Entries from a dataset:
☆ ☆ ☆

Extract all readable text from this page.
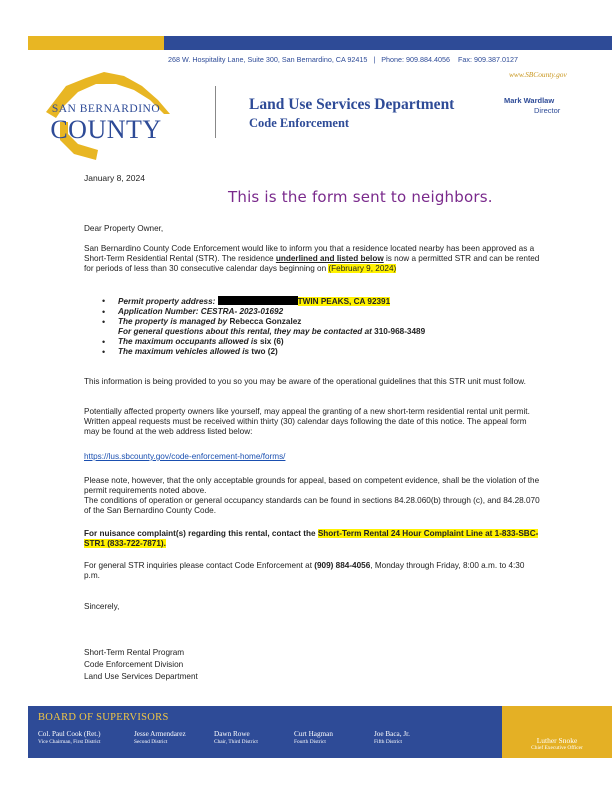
268 W. Hospitality Lane, Suite 300, San Bernardino, CA 92415   |   Phone: 909.884.4056 Fax: 909.387.0127
www.SBCounty.gov
SAN BERNARDINO
COUNTY
Land Use Services Department
Code Enforcement
Mark Wardlaw
Director
January 8, 2024
This is the form sent to neighbors.
Dear Property Owner,
San Bernardino County Code Enforcement would like to inform you that a residence located nearby has been approved as a Short-Term Residential Rental (STR). The residence underlined and listed below is now a permitted STR and can be rented for periods of less than 30 consecutive calendar days beginning on (February 9, 2024)
• Permit property address:	TWIN PEAKS, CA 92391
• Application Number: CESTRA- 2023-01692
• The property is managed by Rebecca Gonzalez
For general questions about this rental, they may be contacted at 310-968-3489
• The maximum occupants allowed is six (6)
• The maximum vehicles allowed is two (2)
This information is being provided to you so you may be aware of the operational guidelines that this STR unit must follow.
Potentially affected property owners like yourself, may appeal the granting of a new short-term residential rental unit permit. Written appeal requests must be received within thirty (30) calendar days following the date of this notice. The appeal form may be found at the web address listed below:
https://lus.sbcounty.gov/code-enforcement-home/forms/
Please note, however, that the only acceptable grounds for appeal, based on competent evidence, shall be the violation of the permit requirements noted above.
The conditions of operation or general occupancy standards can be found in sections 84.28.060(b) through (c), and 84.28.070 of the San Bernardino County Code.
For nuisance complaint(s) regarding this rental, contact the Short-Term Rental 24 Hour Complaint Line at 1-833-SBC-STR1 (833-722-7871).
For general STR inquiries please contact Code Enforcement at (909) 884-4056, Monday through Friday, 8:00 a.m. to 4:30 p.m.
Sincerely,
Short-Term Rental Program
Code Enforcement Division
Land Use Services Department
BOARD OF SUPERVISORS
Col. Paul Cook (Ret.)
Vice Chairman, First District
Jesse Armendarez
Second District
Dawn Rowe
Chair, Third District
Curt Hagman
Fourth District
Joe Baca, Jr.
Fifth District	Luther Snoke
Chief Executive Officer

☆ ☆ ☆

» Work instructions
Filter the listing above by the word "District"; copy each line that passes.

» Exercise response
Vice Chairman, First District
Second District
Chair, Third District
Fourth District
Fifth District	Luther Snoke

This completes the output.